Prompt. Return each line of the records holding the string "порядке".

Stored dataset items:
^^^^
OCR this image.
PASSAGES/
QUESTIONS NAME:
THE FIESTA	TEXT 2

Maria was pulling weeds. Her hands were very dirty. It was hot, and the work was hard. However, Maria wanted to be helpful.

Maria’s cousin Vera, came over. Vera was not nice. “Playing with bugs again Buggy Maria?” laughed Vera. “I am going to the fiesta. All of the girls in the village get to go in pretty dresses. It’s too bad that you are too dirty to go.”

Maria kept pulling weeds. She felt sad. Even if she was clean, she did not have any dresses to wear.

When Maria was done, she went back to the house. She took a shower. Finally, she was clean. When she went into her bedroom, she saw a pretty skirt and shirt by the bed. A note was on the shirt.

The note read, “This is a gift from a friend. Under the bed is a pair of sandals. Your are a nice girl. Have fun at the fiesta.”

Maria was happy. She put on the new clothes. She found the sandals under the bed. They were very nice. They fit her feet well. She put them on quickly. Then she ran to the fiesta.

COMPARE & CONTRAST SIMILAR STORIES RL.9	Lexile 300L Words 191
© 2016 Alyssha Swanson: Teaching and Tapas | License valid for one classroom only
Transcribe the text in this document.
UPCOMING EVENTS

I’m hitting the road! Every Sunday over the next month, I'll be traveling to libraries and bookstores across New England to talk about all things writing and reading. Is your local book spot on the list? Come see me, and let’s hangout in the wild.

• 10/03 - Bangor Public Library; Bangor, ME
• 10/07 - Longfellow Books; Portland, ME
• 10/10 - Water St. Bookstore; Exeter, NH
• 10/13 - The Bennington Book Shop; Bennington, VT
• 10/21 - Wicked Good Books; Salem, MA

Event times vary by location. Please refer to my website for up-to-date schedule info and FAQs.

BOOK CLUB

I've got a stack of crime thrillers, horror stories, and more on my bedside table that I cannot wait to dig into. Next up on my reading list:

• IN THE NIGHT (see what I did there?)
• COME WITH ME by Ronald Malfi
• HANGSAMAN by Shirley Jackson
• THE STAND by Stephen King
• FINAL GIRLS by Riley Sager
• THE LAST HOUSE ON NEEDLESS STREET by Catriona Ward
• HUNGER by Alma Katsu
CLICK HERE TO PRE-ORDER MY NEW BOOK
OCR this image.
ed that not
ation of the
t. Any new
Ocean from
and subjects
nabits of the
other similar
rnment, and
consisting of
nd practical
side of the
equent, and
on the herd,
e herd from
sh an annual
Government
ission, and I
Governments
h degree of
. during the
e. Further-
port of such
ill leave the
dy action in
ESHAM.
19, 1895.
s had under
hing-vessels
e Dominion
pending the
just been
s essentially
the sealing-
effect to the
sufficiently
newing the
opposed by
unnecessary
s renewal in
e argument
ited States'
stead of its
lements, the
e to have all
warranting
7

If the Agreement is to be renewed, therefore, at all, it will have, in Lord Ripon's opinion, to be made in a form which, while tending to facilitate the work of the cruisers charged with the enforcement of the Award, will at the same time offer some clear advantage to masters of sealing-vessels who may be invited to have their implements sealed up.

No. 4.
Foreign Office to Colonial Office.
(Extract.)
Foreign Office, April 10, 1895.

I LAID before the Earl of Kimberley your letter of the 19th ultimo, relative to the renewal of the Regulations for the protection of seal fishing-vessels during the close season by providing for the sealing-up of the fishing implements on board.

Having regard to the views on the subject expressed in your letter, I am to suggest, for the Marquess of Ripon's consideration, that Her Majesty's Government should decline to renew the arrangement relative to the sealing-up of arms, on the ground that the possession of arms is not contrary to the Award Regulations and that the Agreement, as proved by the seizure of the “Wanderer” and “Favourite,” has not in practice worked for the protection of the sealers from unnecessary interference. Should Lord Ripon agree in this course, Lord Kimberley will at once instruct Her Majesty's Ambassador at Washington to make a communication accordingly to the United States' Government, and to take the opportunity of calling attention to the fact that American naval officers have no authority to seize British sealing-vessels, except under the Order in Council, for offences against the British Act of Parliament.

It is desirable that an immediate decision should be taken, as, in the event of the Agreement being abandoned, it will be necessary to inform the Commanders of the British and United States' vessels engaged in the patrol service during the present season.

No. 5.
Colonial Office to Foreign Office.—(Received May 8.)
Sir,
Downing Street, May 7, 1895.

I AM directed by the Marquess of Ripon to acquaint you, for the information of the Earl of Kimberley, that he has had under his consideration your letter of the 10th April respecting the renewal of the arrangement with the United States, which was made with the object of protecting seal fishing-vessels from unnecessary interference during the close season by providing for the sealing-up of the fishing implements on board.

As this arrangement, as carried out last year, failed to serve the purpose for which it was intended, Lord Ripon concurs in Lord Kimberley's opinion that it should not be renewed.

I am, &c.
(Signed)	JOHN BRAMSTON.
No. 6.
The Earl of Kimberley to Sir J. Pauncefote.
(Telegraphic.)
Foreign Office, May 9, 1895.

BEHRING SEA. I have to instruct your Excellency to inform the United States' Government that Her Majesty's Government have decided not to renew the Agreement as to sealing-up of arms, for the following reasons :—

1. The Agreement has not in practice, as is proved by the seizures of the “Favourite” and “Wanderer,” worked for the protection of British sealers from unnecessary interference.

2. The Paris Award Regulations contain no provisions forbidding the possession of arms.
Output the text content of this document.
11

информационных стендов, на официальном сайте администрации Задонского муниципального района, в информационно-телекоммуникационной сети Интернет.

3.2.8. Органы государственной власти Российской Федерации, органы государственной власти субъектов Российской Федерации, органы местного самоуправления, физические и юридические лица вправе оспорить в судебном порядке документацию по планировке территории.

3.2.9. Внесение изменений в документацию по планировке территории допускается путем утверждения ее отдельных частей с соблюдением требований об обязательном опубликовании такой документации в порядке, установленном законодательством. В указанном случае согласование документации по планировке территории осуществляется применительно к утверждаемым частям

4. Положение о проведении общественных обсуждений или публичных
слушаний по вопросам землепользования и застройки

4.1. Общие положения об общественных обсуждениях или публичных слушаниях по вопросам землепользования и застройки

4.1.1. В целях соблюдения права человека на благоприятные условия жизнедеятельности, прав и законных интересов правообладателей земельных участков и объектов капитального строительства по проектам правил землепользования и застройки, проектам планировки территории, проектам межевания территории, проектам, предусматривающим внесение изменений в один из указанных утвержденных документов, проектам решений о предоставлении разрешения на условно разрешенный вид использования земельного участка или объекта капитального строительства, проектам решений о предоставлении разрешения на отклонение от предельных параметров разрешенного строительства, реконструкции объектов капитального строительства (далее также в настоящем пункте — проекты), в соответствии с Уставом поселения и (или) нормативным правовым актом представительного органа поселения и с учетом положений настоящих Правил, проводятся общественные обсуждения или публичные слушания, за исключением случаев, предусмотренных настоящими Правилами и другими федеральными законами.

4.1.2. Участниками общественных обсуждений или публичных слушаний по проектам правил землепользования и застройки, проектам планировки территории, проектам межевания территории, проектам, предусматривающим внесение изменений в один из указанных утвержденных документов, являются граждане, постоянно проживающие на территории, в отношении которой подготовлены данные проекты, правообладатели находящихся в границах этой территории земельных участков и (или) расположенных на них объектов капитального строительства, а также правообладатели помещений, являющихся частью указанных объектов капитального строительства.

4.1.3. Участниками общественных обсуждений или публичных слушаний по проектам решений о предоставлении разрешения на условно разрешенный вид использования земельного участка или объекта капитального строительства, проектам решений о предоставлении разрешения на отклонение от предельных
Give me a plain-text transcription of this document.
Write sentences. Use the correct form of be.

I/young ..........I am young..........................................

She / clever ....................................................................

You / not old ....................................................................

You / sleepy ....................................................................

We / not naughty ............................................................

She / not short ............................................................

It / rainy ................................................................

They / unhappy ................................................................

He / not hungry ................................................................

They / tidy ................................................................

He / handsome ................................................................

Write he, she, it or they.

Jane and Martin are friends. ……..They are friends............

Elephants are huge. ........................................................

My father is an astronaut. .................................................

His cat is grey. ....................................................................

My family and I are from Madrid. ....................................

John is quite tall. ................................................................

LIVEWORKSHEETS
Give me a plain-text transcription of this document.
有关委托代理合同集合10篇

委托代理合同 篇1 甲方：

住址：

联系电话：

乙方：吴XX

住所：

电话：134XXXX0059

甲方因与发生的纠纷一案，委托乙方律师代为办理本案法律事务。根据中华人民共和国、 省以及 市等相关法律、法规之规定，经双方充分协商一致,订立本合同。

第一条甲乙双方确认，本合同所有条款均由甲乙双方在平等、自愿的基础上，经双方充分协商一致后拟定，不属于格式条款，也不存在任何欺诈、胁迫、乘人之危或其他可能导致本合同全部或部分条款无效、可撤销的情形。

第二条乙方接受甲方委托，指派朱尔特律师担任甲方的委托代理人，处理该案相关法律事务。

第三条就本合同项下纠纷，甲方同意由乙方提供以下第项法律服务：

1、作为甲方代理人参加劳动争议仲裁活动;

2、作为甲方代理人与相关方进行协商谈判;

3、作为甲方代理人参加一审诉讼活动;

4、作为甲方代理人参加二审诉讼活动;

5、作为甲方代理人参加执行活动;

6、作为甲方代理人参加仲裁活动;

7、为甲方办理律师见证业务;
^^^^
The output.
3.2.8. Органы государственной власти Российской Федерации, органы государственной власти субъектов Российской Федерации, органы местного самоуправления, физические и юридические лица вправе оспорить в судебном порядке документацию по планировке территории.
3.2.9. Внесение изменений в документацию по планировке территории допускается путем утверждения ее отдельных частей с соблюдением требований об обязательном опубликовании такой документации в порядке, установленном законодательством. В указанном случае согласование документации по планировке территории осуществляется применительно к утверждаемым частям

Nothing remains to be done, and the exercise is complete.